◆ **BRIEF**
Report the count of lines that carry the string "Inhaltsverzeichnis", and add nothing.

---------- DATASET EXTRACT

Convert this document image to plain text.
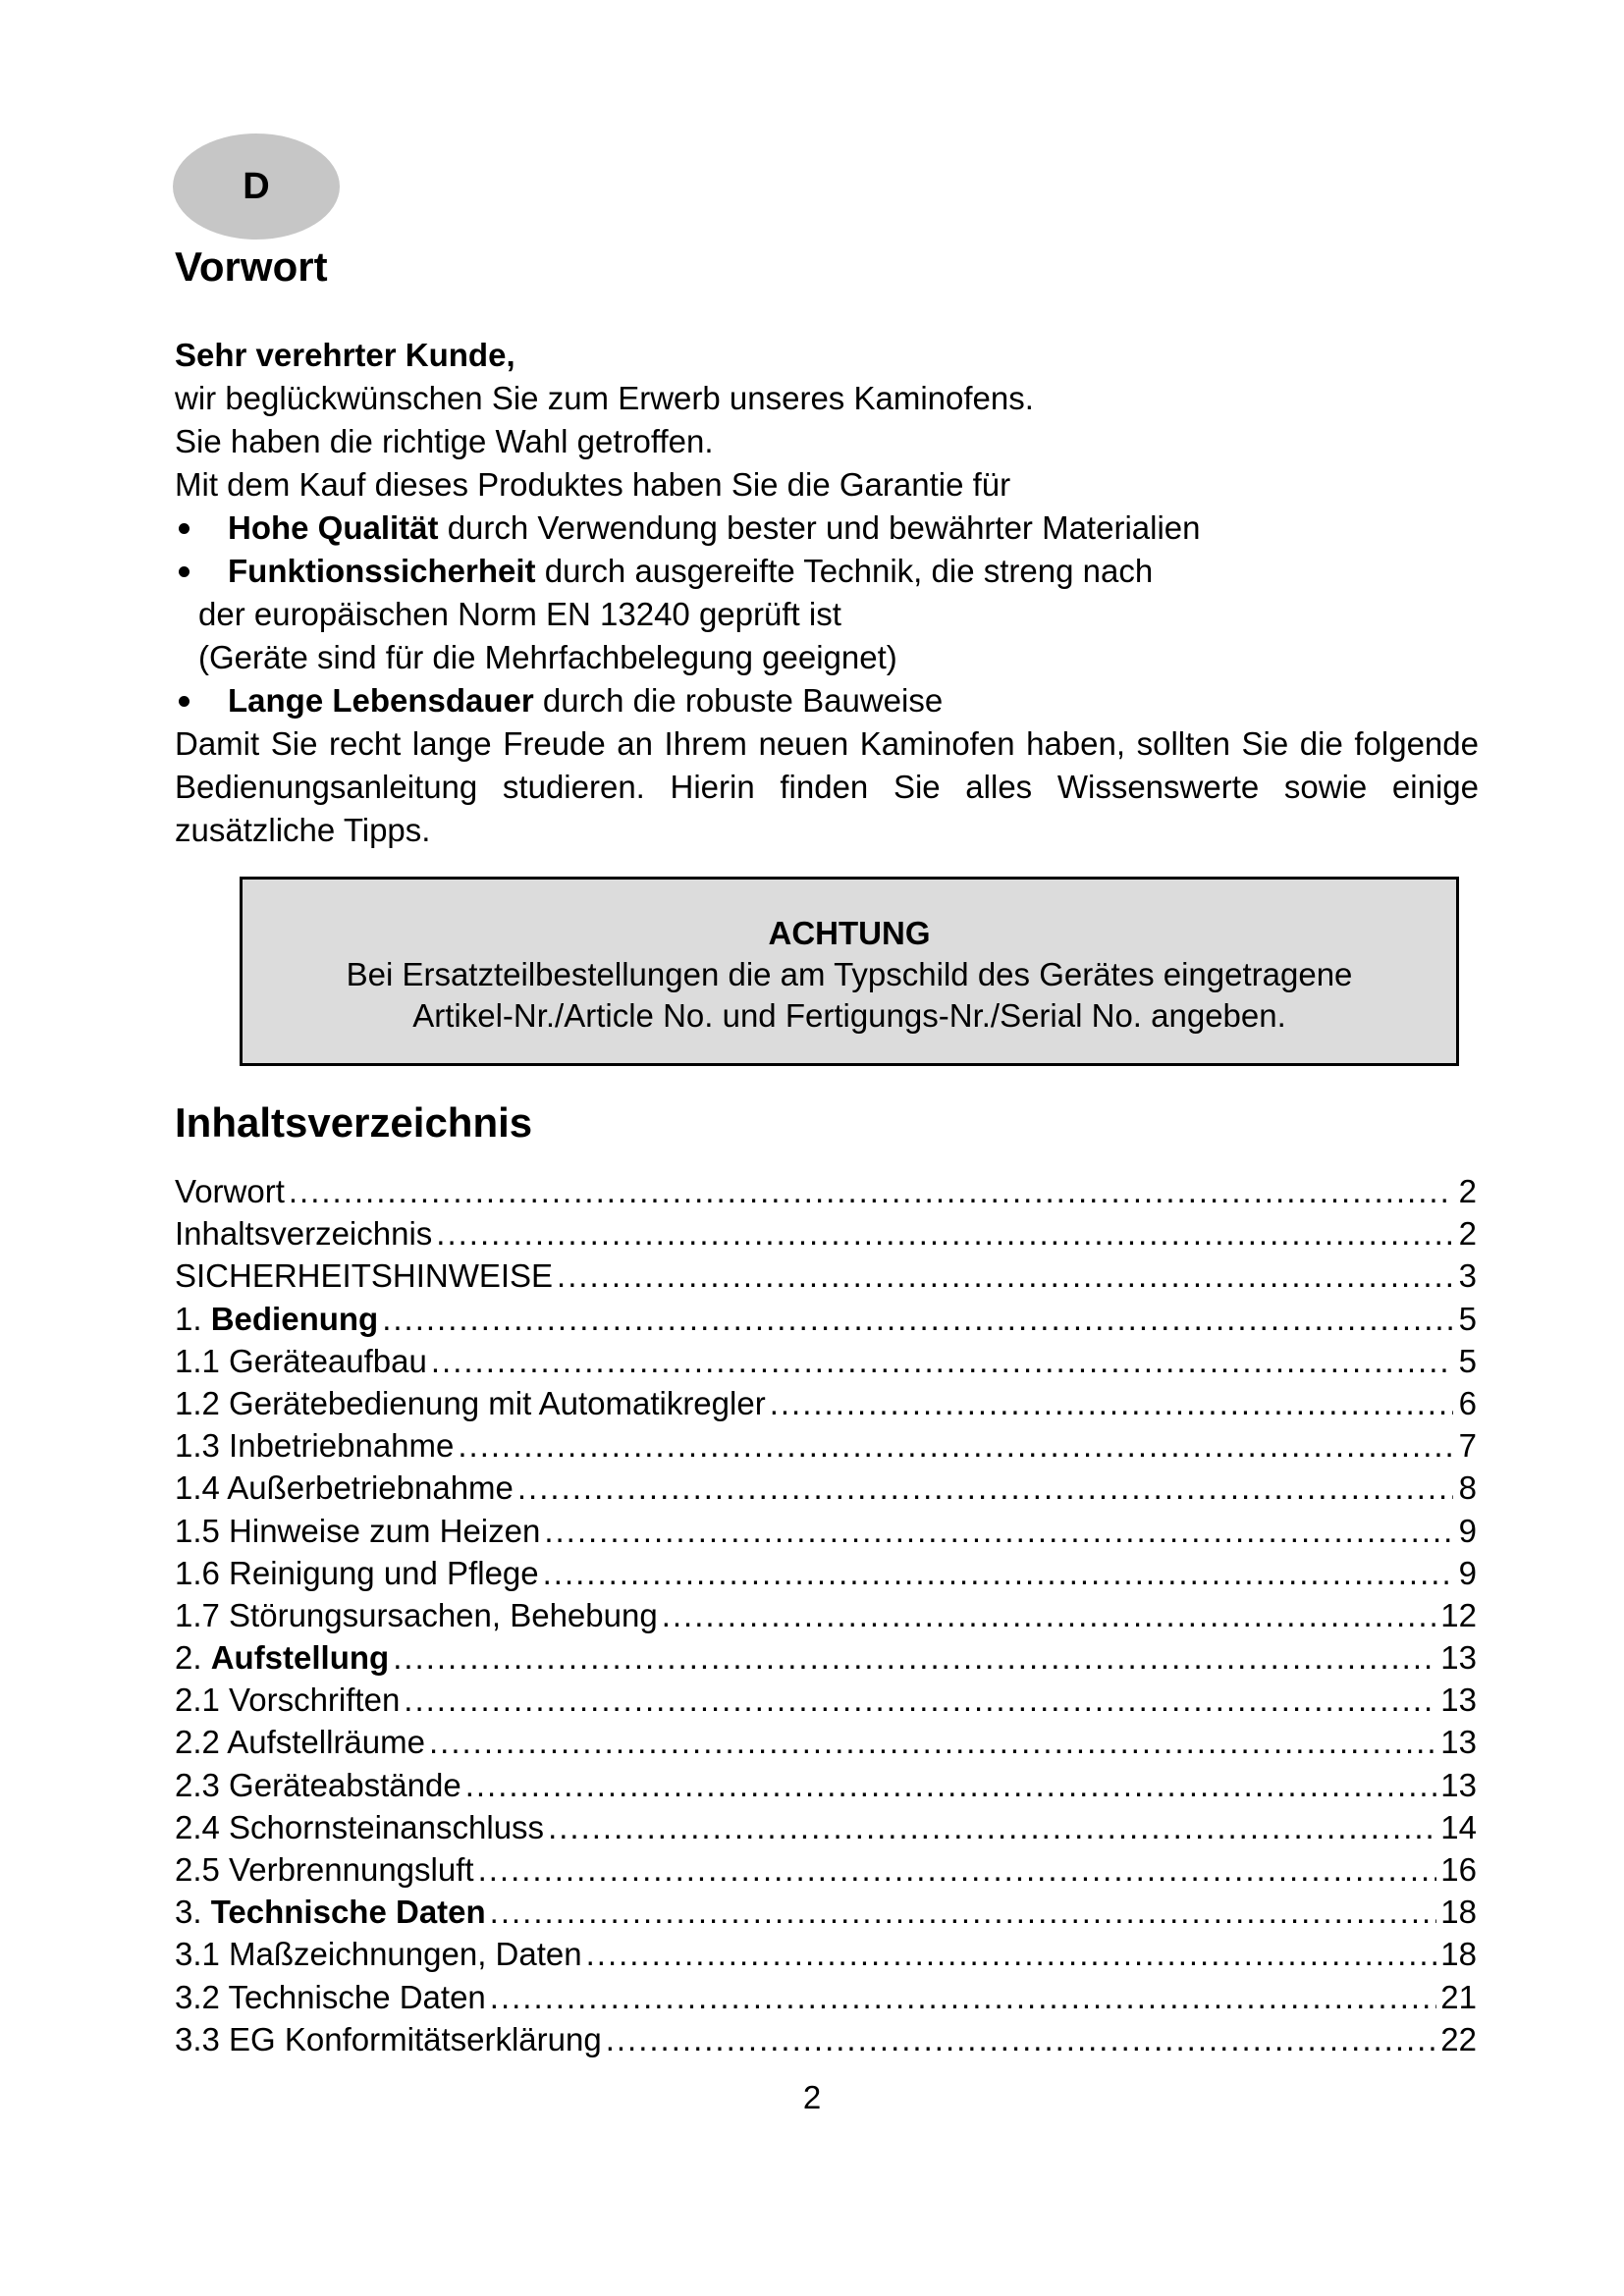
D
Vorwort
Sehr verehrter Kunde,
wir beglückwünschen Sie zum Erwerb unseres Kaminofens.
Sie haben die richtige Wahl getroffen.
Mit dem Kauf dieses Produktes haben Sie die Garantie für
Hohe Qualität durch Verwendung bester und bewährter Materialien
Funktionssicherheit durch ausgereifte Technik, die streng nach
der europäischen Norm EN 13240 geprüft ist
(Geräte sind für die Mehrfachbelegung geeignet)
Lange Lebensdauer durch die robuste Bauweise
Damit Sie recht lange Freude an Ihrem neuen Kaminofen haben, sollten Sie die folgende Bedienungsanleitung studieren. Hierin finden Sie alles Wissenswerte sowie einige zusätzliche Tipps.
ACHTUNG
Bei Ersatzteilbestellungen die am Typschild des Gerätes eingetragene
Artikel-Nr./Article No. und Fertigungs-Nr./Serial No. angeben.
Inhaltsverzeichnis
Vorwort .....	2
Inhaltsverzeichnis .....	2
SICHERHEITSHINWEISE .....	3
1. Bedienung .....	5
1.1 Geräteaufbau .....	5
1.2 Gerätebedienung mit Automatikregler .....	6
1.3 Inbetriebnahme .....	7
1.4 Außerbetriebnahme .....	8
1.5 Hinweise zum Heizen .....	9
1.6 Reinigung und Pflege .....	9
1.7 Störungsursachen, Behebung .....	12
2. Aufstellung .....	13
2.1 Vorschriften .....	13
2.2 Aufstellräume .....	13
2.3 Geräteabstände .....	13
2.4 Schornsteinanschluss .....	14
2.5 Verbrennungsluft .....	16
3. Technische Daten .....	18
3.1 Maßzeichnungen, Daten .....	18
3.2 Technische Daten .....	21
3.3 EG Konformitätserklärung .....	22
2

--------------------

◆ **TASK RESPONSE**
2